Hans-Georg Maaßens Rolle im Fall Anis Amri bleibt dubios

Der oberste Terrorbekämpfer kehrt zurück

Hans-Georg Maaßen, der ehemalige Präsident des Bundesamts für Verfassungsschutz, arbeitet an einer Rückkehr in die Politik. Seine Rolle im Fall Anis Amri harrt allerdings noch ihrer Aufarbeitung.

Der ehemalige Präsident des Bundesamts für Verfassungsschutz (BfV), Hans-Georg Maaßen, gehört offenbar zu denjenigen, die getrieben sind, den ­Ruhestand als Unruhestand zu erleben. Schon ein Vierteljahr nach seiner Versetzung in den einstweiligen Ruhestand im November nahm er die Arbeit an ­einem politischen Comeback auf. Als Plattform nutzte er einen Auftritt bei der »Werteunion«, die sich als konservativer und wirtschaftsliberaler Flügel der CDU/CSU versteht. Der Vorsitzende dieses vor allem nationalkonservativen Vereins, Alexander Mitsch, hieß Maaßen am 16. Februar wärmstens willkommen.

Aufgabe A:
An welchem Tag hieß Alexander Mitsch laut dem Seitentext Maaßen willkommen?

Gespeicherte Zeilen:
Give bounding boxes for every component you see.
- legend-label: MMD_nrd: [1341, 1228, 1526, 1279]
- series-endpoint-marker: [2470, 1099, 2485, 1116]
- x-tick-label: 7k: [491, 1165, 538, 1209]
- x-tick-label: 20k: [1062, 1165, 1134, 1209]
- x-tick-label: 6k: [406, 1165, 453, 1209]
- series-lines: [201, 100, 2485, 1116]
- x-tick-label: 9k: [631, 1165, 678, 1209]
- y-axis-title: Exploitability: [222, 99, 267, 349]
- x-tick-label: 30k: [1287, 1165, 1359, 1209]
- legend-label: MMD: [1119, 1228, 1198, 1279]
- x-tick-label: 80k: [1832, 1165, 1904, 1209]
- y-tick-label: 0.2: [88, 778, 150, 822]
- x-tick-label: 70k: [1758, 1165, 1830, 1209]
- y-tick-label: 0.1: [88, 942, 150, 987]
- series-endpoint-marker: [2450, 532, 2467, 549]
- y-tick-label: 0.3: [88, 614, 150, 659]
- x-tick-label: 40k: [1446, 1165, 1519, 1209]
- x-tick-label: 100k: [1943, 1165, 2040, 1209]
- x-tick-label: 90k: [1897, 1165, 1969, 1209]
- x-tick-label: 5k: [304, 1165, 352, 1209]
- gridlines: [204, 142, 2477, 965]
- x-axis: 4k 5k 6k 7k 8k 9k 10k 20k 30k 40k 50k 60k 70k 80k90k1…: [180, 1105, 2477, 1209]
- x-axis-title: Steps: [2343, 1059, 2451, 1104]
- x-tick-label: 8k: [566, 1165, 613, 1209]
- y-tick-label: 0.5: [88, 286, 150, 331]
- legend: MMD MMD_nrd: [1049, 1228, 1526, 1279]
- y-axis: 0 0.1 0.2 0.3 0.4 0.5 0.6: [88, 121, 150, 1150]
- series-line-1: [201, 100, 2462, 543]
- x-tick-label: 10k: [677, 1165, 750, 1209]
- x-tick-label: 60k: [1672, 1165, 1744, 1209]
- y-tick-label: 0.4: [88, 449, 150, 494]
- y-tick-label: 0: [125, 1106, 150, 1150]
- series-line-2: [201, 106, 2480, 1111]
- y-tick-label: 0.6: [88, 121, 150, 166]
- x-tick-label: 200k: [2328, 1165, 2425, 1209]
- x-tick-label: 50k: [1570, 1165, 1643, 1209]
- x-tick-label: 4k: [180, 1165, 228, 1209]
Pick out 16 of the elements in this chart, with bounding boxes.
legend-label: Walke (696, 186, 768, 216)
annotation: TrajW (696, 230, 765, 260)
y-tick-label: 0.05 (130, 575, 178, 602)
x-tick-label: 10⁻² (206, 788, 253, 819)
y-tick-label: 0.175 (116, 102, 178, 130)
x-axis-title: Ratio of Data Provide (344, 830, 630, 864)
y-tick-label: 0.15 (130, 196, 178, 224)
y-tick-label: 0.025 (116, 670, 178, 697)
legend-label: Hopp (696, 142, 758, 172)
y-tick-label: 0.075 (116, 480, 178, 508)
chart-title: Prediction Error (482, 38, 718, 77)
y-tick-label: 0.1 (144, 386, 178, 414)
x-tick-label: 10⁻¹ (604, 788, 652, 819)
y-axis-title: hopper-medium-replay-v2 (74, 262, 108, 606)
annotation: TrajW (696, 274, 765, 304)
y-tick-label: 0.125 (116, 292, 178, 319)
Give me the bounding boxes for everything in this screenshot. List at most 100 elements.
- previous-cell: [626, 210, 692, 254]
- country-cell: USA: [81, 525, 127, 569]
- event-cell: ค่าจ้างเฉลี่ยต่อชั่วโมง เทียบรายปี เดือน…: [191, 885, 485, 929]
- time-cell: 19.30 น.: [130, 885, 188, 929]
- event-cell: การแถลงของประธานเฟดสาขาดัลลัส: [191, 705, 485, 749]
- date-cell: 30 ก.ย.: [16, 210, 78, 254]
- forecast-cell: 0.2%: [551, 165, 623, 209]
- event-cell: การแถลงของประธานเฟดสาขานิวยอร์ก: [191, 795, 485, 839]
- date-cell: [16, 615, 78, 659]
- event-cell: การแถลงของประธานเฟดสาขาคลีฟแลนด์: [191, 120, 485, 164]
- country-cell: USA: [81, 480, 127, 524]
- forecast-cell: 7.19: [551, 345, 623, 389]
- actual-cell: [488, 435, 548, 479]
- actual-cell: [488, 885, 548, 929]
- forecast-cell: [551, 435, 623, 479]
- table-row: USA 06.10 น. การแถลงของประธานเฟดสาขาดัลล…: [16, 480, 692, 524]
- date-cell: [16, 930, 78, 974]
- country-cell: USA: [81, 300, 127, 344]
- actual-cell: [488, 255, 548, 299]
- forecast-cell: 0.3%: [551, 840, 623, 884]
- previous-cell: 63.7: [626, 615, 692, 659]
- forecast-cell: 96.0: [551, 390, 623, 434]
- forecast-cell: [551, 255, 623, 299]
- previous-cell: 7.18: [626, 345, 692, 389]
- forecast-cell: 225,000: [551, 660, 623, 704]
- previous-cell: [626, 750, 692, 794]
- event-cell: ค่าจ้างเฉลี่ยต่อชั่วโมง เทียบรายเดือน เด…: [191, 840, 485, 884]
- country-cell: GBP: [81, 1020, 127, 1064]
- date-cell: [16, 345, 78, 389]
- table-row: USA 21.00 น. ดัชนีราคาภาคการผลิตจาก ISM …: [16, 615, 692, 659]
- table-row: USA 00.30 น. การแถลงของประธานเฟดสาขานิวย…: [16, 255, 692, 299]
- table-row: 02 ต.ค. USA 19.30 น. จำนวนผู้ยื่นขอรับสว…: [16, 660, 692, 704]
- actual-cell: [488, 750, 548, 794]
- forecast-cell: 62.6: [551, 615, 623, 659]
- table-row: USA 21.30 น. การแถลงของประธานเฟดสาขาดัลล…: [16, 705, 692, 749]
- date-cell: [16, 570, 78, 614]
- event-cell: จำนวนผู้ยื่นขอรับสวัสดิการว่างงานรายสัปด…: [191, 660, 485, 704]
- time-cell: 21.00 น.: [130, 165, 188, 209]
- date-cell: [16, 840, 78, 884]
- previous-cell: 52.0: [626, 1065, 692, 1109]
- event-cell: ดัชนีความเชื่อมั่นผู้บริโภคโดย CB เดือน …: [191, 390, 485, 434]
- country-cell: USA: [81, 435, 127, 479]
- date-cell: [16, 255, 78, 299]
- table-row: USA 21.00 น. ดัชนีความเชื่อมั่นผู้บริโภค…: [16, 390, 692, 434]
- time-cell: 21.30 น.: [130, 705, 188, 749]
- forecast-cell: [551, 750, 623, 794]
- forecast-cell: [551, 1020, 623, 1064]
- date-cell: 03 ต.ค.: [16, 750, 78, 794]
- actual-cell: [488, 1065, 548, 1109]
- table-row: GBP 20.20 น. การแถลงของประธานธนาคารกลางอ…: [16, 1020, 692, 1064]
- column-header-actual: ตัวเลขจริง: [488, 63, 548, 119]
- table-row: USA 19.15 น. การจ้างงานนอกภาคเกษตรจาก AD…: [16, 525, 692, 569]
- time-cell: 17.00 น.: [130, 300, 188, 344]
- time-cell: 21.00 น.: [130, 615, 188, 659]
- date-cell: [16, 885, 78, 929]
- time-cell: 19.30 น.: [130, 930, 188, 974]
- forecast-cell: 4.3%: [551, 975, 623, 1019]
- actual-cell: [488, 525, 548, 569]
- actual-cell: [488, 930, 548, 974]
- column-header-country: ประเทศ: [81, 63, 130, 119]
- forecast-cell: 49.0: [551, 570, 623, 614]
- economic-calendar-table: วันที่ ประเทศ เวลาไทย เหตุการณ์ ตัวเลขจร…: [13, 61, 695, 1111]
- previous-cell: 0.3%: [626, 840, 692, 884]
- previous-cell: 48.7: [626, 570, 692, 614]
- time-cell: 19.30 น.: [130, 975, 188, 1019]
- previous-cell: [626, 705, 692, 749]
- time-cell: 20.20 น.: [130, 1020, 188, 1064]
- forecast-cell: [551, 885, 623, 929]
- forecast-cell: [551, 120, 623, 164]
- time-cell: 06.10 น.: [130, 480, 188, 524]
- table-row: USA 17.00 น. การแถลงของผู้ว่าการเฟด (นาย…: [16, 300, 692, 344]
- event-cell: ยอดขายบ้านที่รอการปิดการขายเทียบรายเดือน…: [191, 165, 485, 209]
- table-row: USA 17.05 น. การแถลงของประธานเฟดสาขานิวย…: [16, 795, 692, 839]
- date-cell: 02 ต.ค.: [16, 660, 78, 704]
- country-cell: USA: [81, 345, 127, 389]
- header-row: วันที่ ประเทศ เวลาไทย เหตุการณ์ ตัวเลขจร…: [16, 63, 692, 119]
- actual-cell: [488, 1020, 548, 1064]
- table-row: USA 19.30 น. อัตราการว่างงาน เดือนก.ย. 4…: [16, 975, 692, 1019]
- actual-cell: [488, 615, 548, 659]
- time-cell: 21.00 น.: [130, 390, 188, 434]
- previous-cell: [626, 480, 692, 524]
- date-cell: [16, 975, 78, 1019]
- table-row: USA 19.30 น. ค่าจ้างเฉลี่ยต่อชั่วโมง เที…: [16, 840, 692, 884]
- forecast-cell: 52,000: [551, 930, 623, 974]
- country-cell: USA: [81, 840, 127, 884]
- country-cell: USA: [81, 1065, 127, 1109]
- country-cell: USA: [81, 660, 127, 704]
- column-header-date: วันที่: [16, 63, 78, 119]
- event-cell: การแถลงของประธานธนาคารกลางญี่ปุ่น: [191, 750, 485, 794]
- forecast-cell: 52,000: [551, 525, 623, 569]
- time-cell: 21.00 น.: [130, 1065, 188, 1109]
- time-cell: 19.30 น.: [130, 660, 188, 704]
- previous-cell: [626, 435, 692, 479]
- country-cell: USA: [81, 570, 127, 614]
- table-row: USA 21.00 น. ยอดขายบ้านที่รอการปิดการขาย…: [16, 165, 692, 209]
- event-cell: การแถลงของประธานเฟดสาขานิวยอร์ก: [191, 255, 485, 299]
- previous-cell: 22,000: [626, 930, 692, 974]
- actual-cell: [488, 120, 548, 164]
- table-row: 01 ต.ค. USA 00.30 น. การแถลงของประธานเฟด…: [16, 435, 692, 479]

Aufgabe B:
Bearbeite in der Auflistung die Zeilen vom Anfang bis einschließlich der Zeile mit "- y-tick-label: 0.2: [88, 778, 150, 822]": Ersetze "Exploitability" durch "Ausnutzbarkeit" und lass alles Übrige unverändert. Gib nur diese Zeilen aus.

Musterlösung A:
Am 16. Februar.

Musterlösung B:
Give bounding boxes for every component you see.
- legend-label: MMD_nrd: [1341, 1228, 1526, 1279]
- series-endpoint-marker: [2470, 1099, 2485, 1116]
- x-tick-label: 7k: [491, 1165, 538, 1209]
- x-tick-label: 20k: [1062, 1165, 1134, 1209]
- x-tick-label: 6k: [406, 1165, 453, 1209]
- series-lines: [201, 100, 2485, 1116]
- x-tick-label: 9k: [631, 1165, 678, 1209]
- y-axis-title: Ausnutzbarkeit: [222, 99, 267, 349]
- x-tick-label: 30k: [1287, 1165, 1359, 1209]
- legend-label: MMD: [1119, 1228, 1198, 1279]
- x-tick-label: 80k: [1832, 1165, 1904, 1209]
- y-tick-label: 0.2: [88, 778, 150, 822]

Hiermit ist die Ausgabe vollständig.